_Written problem:_
Tally the lines that include the word "nincs" and reply with nothing but the total.

######

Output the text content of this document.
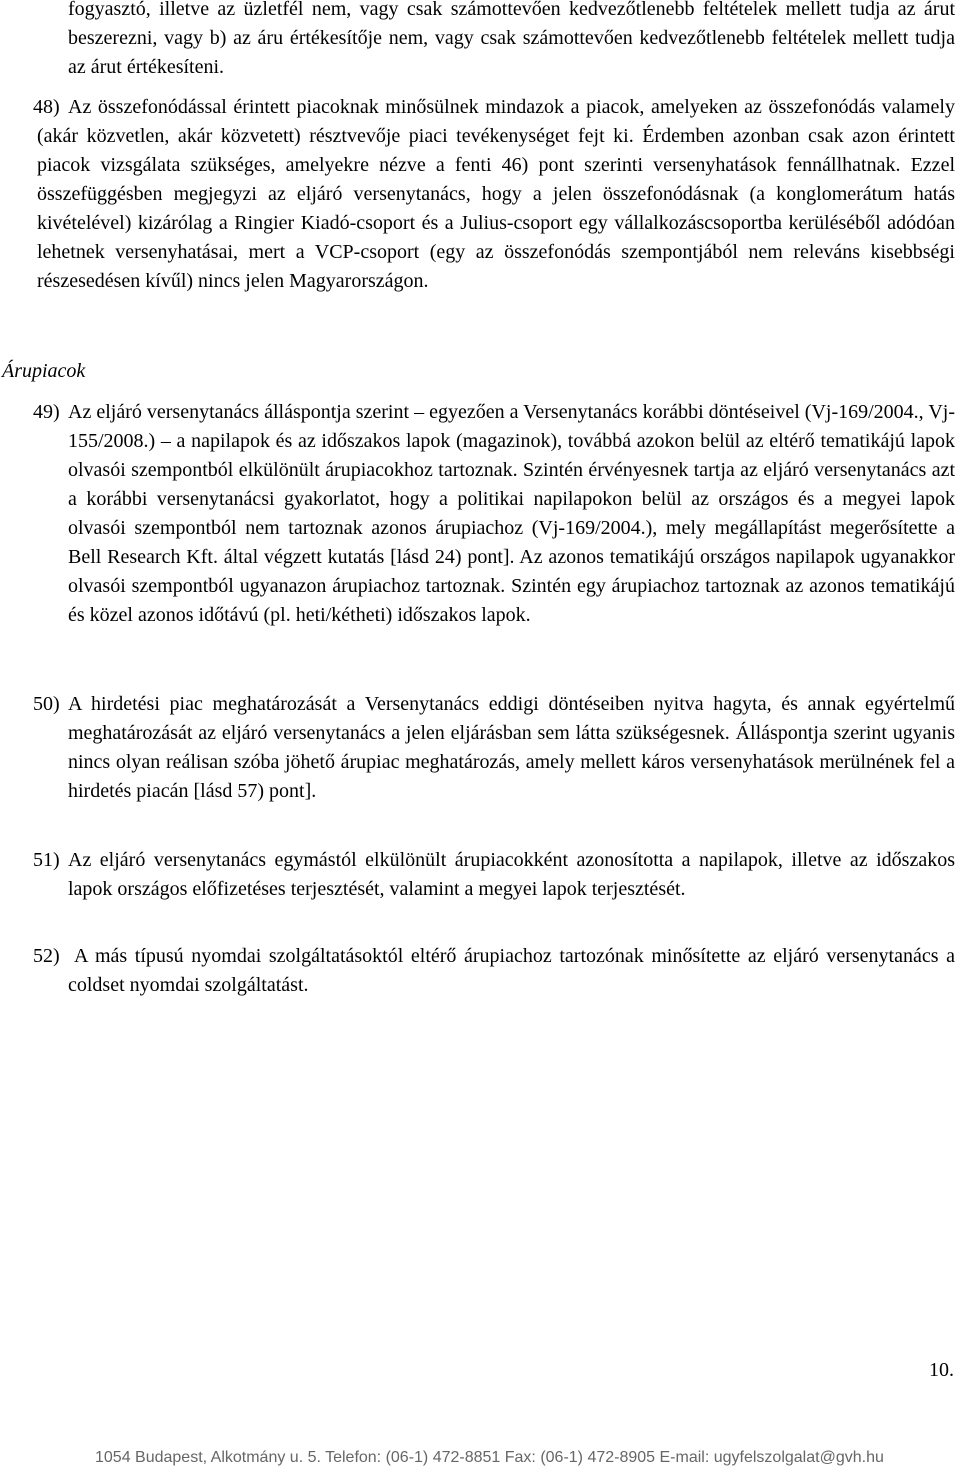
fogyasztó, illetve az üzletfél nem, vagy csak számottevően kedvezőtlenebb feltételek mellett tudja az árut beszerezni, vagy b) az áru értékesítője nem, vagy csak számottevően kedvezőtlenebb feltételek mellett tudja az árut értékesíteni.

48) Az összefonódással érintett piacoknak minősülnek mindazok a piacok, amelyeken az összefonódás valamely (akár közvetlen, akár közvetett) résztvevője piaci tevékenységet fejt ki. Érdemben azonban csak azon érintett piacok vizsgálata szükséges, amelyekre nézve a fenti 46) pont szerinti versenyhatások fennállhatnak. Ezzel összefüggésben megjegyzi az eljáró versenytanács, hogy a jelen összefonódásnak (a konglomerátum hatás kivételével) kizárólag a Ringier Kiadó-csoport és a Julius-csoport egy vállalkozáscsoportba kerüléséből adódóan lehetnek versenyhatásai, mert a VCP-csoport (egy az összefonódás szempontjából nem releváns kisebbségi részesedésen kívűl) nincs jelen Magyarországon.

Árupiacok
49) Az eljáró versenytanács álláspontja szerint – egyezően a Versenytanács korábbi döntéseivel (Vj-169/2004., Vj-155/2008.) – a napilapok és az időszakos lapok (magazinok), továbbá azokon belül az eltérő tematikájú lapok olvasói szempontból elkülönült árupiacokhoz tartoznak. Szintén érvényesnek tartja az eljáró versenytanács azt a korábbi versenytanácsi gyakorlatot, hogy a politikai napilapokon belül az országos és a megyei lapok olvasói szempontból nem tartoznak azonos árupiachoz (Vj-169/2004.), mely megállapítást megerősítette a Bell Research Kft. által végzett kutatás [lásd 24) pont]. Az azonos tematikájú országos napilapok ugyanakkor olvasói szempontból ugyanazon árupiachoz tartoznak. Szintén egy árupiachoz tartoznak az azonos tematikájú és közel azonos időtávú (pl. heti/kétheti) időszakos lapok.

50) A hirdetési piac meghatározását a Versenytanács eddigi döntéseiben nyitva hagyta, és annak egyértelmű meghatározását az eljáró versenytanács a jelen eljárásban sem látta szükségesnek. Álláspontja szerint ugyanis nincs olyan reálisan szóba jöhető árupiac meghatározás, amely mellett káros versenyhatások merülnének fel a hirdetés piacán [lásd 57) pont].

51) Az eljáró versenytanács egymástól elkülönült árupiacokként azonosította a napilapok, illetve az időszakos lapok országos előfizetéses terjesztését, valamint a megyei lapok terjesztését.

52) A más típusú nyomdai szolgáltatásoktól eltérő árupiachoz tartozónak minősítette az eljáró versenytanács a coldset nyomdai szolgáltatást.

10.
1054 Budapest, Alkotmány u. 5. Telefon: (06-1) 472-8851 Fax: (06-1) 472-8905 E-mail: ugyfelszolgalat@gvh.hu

######

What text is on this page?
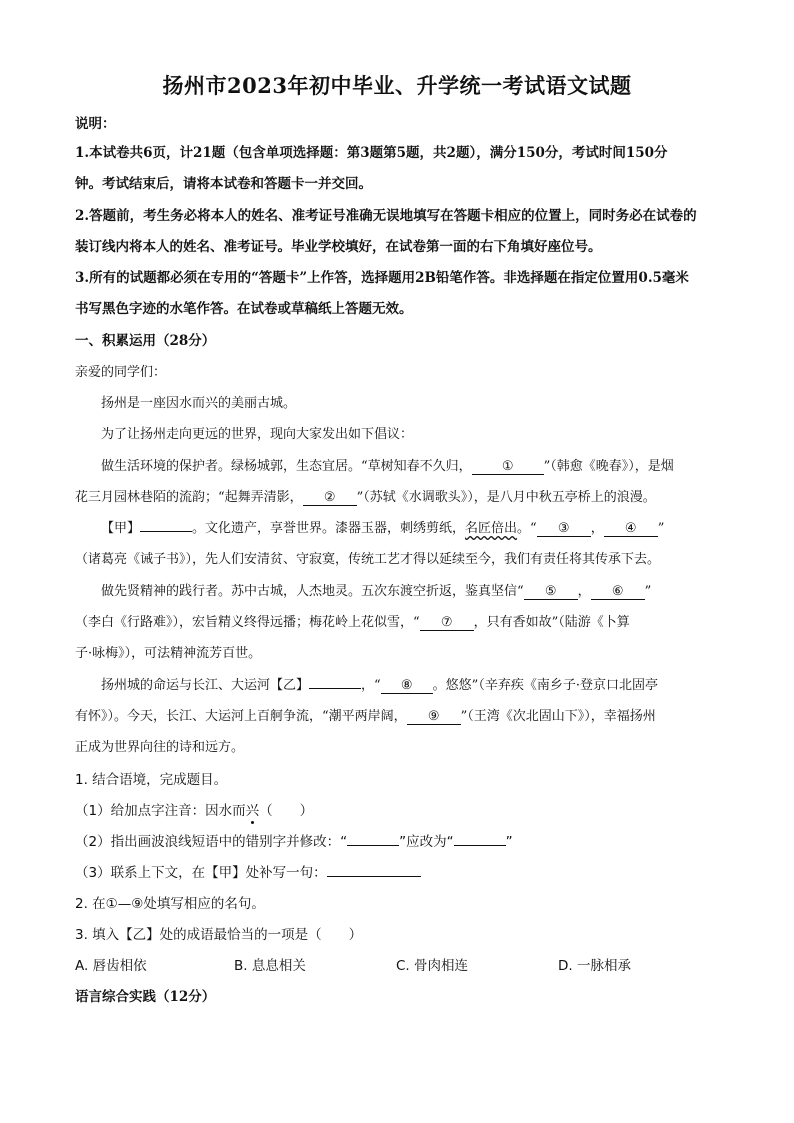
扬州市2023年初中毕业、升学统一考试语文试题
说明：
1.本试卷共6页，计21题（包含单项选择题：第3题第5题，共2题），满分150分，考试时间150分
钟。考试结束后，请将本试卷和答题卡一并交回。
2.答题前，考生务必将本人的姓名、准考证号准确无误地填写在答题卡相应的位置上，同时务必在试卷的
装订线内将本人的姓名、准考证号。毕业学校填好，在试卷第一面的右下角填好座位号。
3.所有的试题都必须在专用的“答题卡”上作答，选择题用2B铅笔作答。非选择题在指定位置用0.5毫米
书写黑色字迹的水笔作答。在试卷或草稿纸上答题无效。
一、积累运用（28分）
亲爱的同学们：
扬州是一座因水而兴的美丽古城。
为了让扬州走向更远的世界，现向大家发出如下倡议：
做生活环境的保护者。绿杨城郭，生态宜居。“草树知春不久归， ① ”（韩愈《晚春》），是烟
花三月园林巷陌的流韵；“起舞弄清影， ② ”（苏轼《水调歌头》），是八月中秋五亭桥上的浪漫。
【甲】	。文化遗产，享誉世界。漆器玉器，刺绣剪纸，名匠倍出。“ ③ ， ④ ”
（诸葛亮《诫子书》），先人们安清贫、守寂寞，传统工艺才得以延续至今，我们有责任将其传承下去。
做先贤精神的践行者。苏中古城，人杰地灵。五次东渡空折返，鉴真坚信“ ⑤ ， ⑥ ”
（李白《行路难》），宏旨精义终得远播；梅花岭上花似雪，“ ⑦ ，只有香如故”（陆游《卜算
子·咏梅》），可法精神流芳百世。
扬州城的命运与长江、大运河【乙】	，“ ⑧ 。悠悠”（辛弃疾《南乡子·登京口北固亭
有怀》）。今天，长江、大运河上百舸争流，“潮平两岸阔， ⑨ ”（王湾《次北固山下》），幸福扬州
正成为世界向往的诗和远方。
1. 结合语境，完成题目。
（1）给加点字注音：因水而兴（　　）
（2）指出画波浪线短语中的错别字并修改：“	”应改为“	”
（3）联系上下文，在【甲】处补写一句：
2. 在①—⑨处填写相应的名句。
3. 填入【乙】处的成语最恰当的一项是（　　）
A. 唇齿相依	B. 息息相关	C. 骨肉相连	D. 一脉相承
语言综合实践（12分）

######

_Exercise response:_
2